#### To do:
Your task is to output the entries below word for word.

▼

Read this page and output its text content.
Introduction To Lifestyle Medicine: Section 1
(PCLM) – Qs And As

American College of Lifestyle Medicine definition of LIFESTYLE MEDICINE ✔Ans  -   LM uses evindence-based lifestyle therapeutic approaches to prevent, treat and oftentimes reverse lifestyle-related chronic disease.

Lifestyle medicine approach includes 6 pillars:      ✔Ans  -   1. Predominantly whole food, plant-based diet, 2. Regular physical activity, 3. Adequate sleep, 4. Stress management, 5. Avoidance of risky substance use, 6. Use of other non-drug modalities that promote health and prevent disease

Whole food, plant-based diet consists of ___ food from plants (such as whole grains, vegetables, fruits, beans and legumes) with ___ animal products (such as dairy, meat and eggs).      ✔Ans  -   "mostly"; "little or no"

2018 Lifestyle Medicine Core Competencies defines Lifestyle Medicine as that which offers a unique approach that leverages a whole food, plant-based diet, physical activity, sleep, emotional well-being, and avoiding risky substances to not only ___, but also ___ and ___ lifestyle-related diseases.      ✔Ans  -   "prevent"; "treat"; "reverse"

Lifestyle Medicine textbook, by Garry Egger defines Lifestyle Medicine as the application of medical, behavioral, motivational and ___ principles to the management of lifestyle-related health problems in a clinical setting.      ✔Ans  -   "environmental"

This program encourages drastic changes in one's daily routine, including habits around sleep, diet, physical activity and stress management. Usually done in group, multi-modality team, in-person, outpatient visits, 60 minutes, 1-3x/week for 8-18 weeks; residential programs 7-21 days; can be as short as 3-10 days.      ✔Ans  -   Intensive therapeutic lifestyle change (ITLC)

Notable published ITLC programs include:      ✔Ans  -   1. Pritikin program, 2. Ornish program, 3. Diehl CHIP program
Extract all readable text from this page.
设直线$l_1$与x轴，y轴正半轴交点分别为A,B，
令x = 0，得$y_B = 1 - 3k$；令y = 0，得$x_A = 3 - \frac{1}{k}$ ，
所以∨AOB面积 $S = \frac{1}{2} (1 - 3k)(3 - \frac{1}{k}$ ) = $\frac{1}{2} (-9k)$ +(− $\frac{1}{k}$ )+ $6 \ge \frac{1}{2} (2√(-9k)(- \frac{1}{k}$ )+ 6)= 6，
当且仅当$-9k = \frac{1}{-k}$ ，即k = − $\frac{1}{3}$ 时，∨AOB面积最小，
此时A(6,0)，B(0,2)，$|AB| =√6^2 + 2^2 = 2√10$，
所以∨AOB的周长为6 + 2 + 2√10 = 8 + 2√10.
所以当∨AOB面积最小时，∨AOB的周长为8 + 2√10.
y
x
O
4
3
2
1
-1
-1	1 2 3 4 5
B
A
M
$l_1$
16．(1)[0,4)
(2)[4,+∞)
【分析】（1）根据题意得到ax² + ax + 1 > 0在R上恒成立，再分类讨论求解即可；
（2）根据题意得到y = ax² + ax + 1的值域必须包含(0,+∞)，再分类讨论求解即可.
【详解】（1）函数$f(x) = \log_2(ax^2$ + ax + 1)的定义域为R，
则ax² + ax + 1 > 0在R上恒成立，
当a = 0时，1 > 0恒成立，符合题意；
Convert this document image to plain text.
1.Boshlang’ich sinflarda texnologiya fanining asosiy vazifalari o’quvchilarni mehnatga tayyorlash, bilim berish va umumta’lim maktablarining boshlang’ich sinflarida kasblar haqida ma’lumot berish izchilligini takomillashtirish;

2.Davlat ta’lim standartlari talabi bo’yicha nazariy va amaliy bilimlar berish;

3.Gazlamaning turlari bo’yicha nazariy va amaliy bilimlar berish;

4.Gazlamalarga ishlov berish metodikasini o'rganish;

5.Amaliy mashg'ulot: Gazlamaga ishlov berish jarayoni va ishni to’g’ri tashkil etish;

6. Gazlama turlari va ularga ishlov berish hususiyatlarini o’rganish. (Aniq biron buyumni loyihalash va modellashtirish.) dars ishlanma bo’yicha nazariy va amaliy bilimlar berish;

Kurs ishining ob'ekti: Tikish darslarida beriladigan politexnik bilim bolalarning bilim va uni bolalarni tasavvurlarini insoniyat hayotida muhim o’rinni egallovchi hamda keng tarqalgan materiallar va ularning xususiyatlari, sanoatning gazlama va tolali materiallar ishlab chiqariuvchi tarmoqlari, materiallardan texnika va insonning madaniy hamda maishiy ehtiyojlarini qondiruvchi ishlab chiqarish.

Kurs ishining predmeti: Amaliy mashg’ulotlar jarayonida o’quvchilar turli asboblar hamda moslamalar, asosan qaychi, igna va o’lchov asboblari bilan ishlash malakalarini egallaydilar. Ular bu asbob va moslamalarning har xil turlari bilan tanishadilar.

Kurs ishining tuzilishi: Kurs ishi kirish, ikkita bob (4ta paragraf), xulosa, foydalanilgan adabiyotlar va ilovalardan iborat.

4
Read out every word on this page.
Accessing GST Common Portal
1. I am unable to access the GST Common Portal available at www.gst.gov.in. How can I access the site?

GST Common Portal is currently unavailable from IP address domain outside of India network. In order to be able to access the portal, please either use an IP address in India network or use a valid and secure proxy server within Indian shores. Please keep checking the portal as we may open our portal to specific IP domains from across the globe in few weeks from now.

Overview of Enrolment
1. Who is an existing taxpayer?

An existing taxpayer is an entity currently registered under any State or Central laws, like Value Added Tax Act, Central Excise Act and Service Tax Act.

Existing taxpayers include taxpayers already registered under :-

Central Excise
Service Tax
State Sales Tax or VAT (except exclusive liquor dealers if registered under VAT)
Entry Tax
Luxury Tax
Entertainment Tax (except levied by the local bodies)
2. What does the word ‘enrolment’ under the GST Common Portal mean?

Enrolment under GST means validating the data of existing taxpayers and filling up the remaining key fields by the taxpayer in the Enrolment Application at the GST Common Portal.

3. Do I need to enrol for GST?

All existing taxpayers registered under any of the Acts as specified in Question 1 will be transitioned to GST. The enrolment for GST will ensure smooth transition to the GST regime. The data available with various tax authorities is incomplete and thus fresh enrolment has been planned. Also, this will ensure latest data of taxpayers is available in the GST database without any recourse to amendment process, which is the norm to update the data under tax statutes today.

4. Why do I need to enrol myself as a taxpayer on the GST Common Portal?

▲

#### Solution:
Read this page and output its text content.
Introduction To Lifestyle Medicine: Section 1
(PCLM) – Qs And As

American College of Lifestyle Medicine definition of LIFESTYLE MEDICINE ✔Ans  -   LM uses evindence-based lifestyle therapeutic approaches to prevent, treat and oftentimes reverse lifestyle-related chronic disease.

Lifestyle medicine approach includes 6 pillars:      ✔Ans  -   1. Predominantly whole food, plant-based diet, 2. Regular physical activity, 3. Adequate sleep, 4. Stress management, 5. Avoidance of risky substance use, 6. Use of other non-drug modalities that promote health and prevent disease

Whole food, plant-based diet consists of ___ food from plants (such as whole grains, vegetables, fruits, beans and legumes) with ___ animal products (such as dairy, meat and eggs).      ✔Ans  -   "mostly"; "little or no"

2018 Lifestyle Medicine Core Competencies defines Lifestyle Medicine as that which offers a unique approach that leverages a whole food, plant-based diet, physical activity, sleep, emotional well-being, and avoiding risky substances to not only ___, but also ___ and ___ lifestyle-related diseases.      ✔Ans  -   "prevent"; "treat"; "reverse"

Lifestyle Medicine textbook, by Garry Egger defines Lifestyle Medicine as the application of medical, behavioral, motivational and ___ principles to the management of lifestyle-related health problems in a clinical setting.      ✔Ans  -   "environmental"

This program encourages drastic changes in one's daily routine, including habits around sleep, diet, physical activity and stress management. Usually done in group, multi-modality team, in-person, outpatient visits, 60 minutes, 1-3x/week for 8-18 weeks; residential programs 7-21 days; can be as short as 3-10 days.      ✔Ans  -   Intensive therapeutic lifestyle change (ITLC)

Notable published ITLC programs include:      ✔Ans  -   1. Pritikin program, 2. Ornish program, 3. Diehl CHIP program
Extract all readable text from this page.
设直线$l_1$与x轴，y轴正半轴交点分别为A,B，
令x = 0，得$y_B = 1 - 3k$；令y = 0，得$x_A = 3 - \frac{1}{k}$ ，
所以∨AOB面积 $S = \frac{1}{2} (1 - 3k)(3 - \frac{1}{k}$ ) = $\frac{1}{2} (-9k)$ +(− $\frac{1}{k}$ )+ $6 \ge \frac{1}{2} (2√(-9k)(- \frac{1}{k}$ )+ 6)= 6，
当且仅当$-9k = \frac{1}{-k}$ ，即k = − $\frac{1}{3}$ 时，∨AOB面积最小，
此时A(6,0)，B(0,2)，$|AB| =√6^2 + 2^2 = 2√10$，
所以∨AOB的周长为6 + 2 + 2√10 = 8 + 2√10.
所以当∨AOB面积最小时，∨AOB的周长为8 + 2√10.
y
x
O
4
3
2
1
-1
-1	1 2 3 4 5
B
A
M
$l_1$
16．(1)[0,4)
(2)[4,+∞)
【分析】（1）根据题意得到ax² + ax + 1 > 0在R上恒成立，再分类讨论求解即可；
（2）根据题意得到y = ax² + ax + 1的值域必须包含(0,+∞)，再分类讨论求解即可.
【详解】（1）函数$f(x) = \log_2(ax^2$ + ax + 1)的定义域为R，
则ax² + ax + 1 > 0在R上恒成立，
当a = 0时，1 > 0恒成立，符合题意；
Convert this document image to plain text.
1.Boshlang’ich sinflarda texnologiya fanining asosiy vazifalari o’quvchilarni mehnatga tayyorlash, bilim berish va umumta’lim maktablarining boshlang’ich sinflarida kasblar haqida ma’lumot berish izchilligini takomillashtirish;

2.Davlat ta’lim standartlari talabi bo’yicha nazariy va amaliy bilimlar berish;

3.Gazlamaning turlari bo’yicha nazariy va amaliy bilimlar berish;

4.Gazlamalarga ishlov berish metodikasini o'rganish;

5.Amaliy mashg'ulot: Gazlamaga ishlov berish jarayoni va ishni to’g’ri tashkil etish;

6. Gazlama turlari va ularga ishlov berish hususiyatlarini o’rganish. (Aniq biron buyumni loyihalash va modellashtirish.) dars ishlanma bo’yicha nazariy va amaliy bilimlar berish;

Kurs ishining ob'ekti: Tikish darslarida beriladigan politexnik bilim bolalarning bilim va uni bolalarni tasavvurlarini insoniyat hayotida muhim o’rinni egallovchi hamda keng tarqalgan materiallar va ularning xususiyatlari, sanoatning gazlama va tolali materiallar ishlab chiqariuvchi tarmoqlari, materiallardan texnika va insonning madaniy hamda maishiy ehtiyojlarini qondiruvchi ishlab chiqarish.

Kurs ishining predmeti: Amaliy mashg’ulotlar jarayonida o’quvchilar turli asboblar hamda moslamalar, asosan qaychi, igna va o’lchov asboblari bilan ishlash malakalarini egallaydilar. Ular bu asbob va moslamalarning har xil turlari bilan tanishadilar.

Kurs ishining tuzilishi: Kurs ishi kirish, ikkita bob (4ta paragraf), xulosa, foydalanilgan adabiyotlar va ilovalardan iborat.

4
Read out every word on this page.
Accessing GST Common Portal
1. I am unable to access the GST Common Portal available at www.gst.gov.in. How can I access the site?

GST Common Portal is currently unavailable from IP address domain outside of India network. In order to be able to access the portal, please either use an IP address in India network or use a valid and secure proxy server within Indian shores. Please keep checking the portal as we may open our portal to specific IP domains from across the globe in few weeks from now.

Overview of Enrolment
1. Who is an existing taxpayer?

An existing taxpayer is an entity currently registered under any State or Central laws, like Value Added Tax Act, Central Excise Act and Service Tax Act.

Existing taxpayers include taxpayers already registered under :-

Central Excise
Service Tax
State Sales Tax or VAT (except exclusive liquor dealers if registered under VAT)
Entry Tax
Luxury Tax
Entertainment Tax (except levied by the local bodies)
2. What does the word ‘enrolment’ under the GST Common Portal mean?

Enrolment under GST means validating the data of existing taxpayers and filling up the remaining key fields by the taxpayer in the Enrolment Application at the GST Common Portal.

3. Do I need to enrol for GST?

All existing taxpayers registered under any of the Acts as specified in Question 1 will be transitioned to GST. The enrolment for GST will ensure smooth transition to the GST regime. The data available with various tax authorities is incomplete and thus fresh enrolment has been planned. Also, this will ensure latest data of taxpayers is available in the GST database without any recourse to amendment process, which is the norm to update the data under tax statutes today.

4. Why do I need to enrol myself as a taxpayer on the GST Common Portal?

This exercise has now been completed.